[Lines of data]
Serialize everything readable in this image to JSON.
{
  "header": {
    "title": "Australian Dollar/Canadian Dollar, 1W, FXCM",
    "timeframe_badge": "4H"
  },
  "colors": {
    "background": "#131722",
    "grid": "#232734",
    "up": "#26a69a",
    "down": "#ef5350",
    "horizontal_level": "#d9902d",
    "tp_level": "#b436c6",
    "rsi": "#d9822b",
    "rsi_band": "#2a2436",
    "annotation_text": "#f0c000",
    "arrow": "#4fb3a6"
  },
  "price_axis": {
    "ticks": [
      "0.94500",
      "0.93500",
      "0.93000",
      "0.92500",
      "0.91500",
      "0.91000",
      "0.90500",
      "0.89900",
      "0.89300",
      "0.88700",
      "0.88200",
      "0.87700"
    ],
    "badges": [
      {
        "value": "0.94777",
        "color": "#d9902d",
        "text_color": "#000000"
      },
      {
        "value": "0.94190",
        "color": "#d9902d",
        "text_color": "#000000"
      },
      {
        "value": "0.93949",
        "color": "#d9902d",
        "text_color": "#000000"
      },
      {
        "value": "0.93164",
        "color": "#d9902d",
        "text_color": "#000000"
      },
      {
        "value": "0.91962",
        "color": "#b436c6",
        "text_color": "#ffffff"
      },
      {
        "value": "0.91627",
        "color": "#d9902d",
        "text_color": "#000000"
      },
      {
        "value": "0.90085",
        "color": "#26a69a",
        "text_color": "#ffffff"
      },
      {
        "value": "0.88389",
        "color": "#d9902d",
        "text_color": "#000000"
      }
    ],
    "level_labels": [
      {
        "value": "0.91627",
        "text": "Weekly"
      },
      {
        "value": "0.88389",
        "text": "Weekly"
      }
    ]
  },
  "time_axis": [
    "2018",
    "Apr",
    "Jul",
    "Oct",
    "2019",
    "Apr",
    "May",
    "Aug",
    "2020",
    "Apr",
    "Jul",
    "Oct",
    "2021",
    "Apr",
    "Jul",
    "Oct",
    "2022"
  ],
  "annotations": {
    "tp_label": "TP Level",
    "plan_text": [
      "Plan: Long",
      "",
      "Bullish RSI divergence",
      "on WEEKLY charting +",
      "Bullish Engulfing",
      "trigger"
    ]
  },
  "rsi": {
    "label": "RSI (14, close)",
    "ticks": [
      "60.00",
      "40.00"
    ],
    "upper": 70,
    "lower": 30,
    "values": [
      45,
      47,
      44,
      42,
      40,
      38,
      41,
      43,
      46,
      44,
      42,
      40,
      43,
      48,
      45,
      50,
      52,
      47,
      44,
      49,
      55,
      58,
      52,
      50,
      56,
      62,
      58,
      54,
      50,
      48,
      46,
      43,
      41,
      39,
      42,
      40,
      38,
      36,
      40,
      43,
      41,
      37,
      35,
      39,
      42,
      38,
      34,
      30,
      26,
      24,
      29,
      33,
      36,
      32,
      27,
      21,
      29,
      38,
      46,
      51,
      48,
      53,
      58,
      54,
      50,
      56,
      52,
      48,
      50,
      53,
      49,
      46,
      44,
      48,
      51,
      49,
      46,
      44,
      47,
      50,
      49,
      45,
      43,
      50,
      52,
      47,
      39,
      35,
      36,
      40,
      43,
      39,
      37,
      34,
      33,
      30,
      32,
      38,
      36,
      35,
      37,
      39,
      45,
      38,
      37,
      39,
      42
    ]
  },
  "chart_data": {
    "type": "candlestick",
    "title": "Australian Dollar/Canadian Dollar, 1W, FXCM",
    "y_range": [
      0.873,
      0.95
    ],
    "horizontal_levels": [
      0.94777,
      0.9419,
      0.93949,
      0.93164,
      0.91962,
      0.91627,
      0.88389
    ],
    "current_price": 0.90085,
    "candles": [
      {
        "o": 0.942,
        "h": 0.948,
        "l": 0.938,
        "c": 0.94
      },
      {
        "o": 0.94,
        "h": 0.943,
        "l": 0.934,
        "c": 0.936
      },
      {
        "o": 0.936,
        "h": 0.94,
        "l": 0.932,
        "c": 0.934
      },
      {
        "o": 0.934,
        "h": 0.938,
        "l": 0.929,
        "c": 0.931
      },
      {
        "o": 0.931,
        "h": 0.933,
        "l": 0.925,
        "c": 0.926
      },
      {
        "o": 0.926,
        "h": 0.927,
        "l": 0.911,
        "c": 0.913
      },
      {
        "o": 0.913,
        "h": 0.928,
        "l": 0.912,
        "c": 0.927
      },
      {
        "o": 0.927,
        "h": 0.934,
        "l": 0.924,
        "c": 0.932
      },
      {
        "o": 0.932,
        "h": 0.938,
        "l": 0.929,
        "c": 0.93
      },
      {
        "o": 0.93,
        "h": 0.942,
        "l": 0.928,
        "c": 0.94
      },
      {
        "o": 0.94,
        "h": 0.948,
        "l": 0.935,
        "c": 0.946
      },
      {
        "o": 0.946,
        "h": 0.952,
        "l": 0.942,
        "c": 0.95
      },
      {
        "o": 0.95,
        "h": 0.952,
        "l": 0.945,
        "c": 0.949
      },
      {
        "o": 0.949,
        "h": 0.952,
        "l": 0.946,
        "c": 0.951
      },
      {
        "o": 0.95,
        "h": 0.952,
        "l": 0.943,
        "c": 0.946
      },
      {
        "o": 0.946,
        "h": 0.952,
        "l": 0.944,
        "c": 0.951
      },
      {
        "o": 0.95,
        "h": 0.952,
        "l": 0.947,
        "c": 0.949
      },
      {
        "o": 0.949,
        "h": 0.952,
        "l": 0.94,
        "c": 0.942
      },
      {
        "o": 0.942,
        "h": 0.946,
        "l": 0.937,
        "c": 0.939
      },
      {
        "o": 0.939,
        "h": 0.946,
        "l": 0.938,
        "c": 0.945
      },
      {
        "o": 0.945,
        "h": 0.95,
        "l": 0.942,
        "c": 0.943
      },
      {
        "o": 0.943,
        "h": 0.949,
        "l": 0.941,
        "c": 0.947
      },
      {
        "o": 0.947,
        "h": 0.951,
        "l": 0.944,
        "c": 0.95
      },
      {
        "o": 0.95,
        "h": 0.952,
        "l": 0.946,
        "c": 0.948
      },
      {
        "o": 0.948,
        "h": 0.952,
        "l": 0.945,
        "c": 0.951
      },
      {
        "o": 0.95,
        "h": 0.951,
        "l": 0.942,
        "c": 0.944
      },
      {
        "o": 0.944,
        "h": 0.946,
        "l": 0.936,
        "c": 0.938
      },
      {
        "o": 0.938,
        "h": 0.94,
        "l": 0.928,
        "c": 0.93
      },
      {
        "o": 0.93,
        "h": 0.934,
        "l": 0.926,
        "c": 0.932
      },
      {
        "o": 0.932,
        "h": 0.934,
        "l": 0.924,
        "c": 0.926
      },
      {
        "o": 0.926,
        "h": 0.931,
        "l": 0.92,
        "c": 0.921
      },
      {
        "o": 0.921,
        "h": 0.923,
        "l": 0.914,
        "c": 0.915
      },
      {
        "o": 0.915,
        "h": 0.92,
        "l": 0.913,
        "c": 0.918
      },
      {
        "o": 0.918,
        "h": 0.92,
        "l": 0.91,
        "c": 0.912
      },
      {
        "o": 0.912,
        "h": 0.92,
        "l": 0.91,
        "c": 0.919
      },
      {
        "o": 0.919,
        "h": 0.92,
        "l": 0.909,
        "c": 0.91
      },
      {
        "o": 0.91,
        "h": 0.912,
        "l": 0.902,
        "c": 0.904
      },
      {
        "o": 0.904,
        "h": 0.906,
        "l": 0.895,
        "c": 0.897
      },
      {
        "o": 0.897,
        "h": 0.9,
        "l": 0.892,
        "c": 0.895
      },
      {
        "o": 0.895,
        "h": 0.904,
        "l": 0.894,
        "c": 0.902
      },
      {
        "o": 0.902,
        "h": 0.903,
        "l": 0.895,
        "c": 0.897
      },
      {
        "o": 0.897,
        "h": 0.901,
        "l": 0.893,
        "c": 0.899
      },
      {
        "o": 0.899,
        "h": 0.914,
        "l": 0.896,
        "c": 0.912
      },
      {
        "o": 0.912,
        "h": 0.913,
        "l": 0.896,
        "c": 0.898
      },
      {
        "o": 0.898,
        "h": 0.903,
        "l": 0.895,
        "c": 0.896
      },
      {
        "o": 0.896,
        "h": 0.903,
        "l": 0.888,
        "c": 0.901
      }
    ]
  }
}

_OBJECTIVE_.
Search the preceding listing for "Bullish" and extract every line where it is found.

_RESPONSE TO THIS EXERCISE_.
      "Bullish RSI divergence",
      "Bullish Engulfing",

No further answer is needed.